Data listing
————————
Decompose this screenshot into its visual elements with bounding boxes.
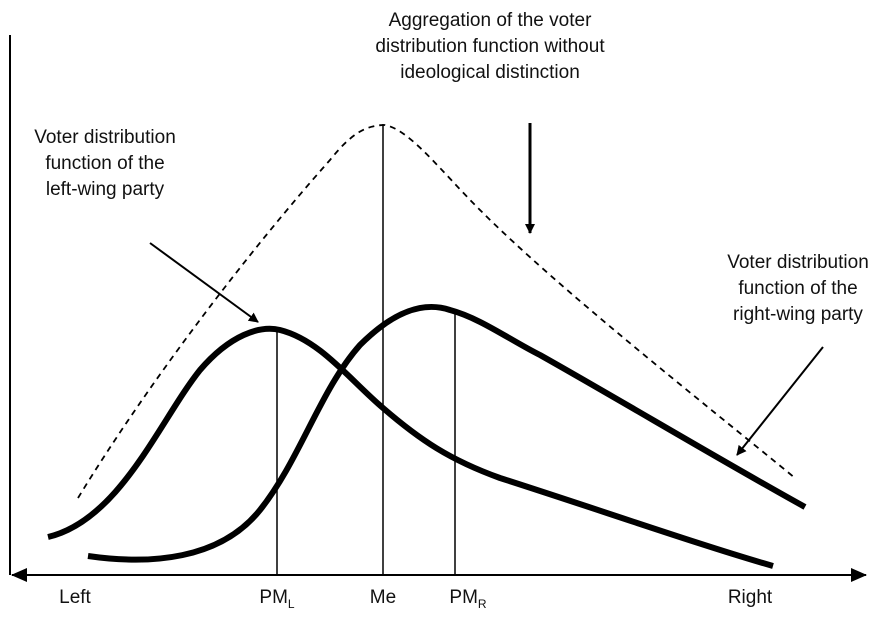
annotation-line: distribution function without (375, 36, 605, 57)
annotation-line: ideological distinction (400, 62, 580, 83)
right-pointer (736, 346, 824, 456)
annotation-line: right-wing party (733, 304, 863, 325)
left-pointer (149, 242, 259, 323)
annotation-line: left-wing party (46, 179, 165, 200)
left-party-curve (47, 325, 774, 569)
annotation-line: Aggregation of the voter (389, 10, 592, 31)
aggregate-curve (77, 124, 796, 499)
marker-sub: L (288, 597, 295, 611)
axis-label: Left (59, 587, 91, 608)
marker-label: PML (259, 587, 295, 611)
annotation-line: Voter distribution (727, 252, 869, 273)
annotation-line: function of the (45, 153, 164, 174)
marker-label: PMR (449, 587, 487, 611)
marker-sub: R (478, 597, 487, 611)
axis-label: Right (728, 587, 773, 608)
marker-base: PM (259, 587, 288, 608)
annotation-line: Voter distribution (34, 127, 176, 148)
annotation-line: function of the (738, 278, 857, 299)
right-party-curve (87, 303, 807, 563)
marker-label: Me (370, 587, 396, 608)
marker-base: PM (449, 587, 478, 608)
————————
• _TASK OBJECTIVE_:
Print everything from the line containing "annotation-line: distribution function" down to the line containing "right-party-curve (87, 303, 807, 563)", both ends included, reproducing each line character for character.

• _WORKED ANSWER_:
annotation-line: distribution function without (375, 36, 605, 57)
annotation-line: ideological distinction (400, 62, 580, 83)
right-pointer (736, 346, 824, 456)
annotation-line: right-wing party (733, 304, 863, 325)
left-pointer (149, 242, 259, 323)
annotation-line: left-wing party (46, 179, 165, 200)
left-party-curve (47, 325, 774, 569)
annotation-line: Aggregation of the voter (389, 10, 592, 31)
aggregate-curve (77, 124, 796, 499)
marker-sub: L (288, 597, 295, 611)
axis-label: Left (59, 587, 91, 608)
marker-label: PML (259, 587, 295, 611)
annotation-line: Voter distribution (727, 252, 869, 273)
annotation-line: function of the (45, 153, 164, 174)
marker-label: PMR (449, 587, 487, 611)
marker-sub: R (478, 597, 487, 611)
axis-label: Right (728, 587, 773, 608)
marker-base: PM (259, 587, 288, 608)
annotation-line: Voter distribution (34, 127, 176, 148)
annotation-line: function of the (738, 278, 857, 299)
right-party-curve (87, 303, 807, 563)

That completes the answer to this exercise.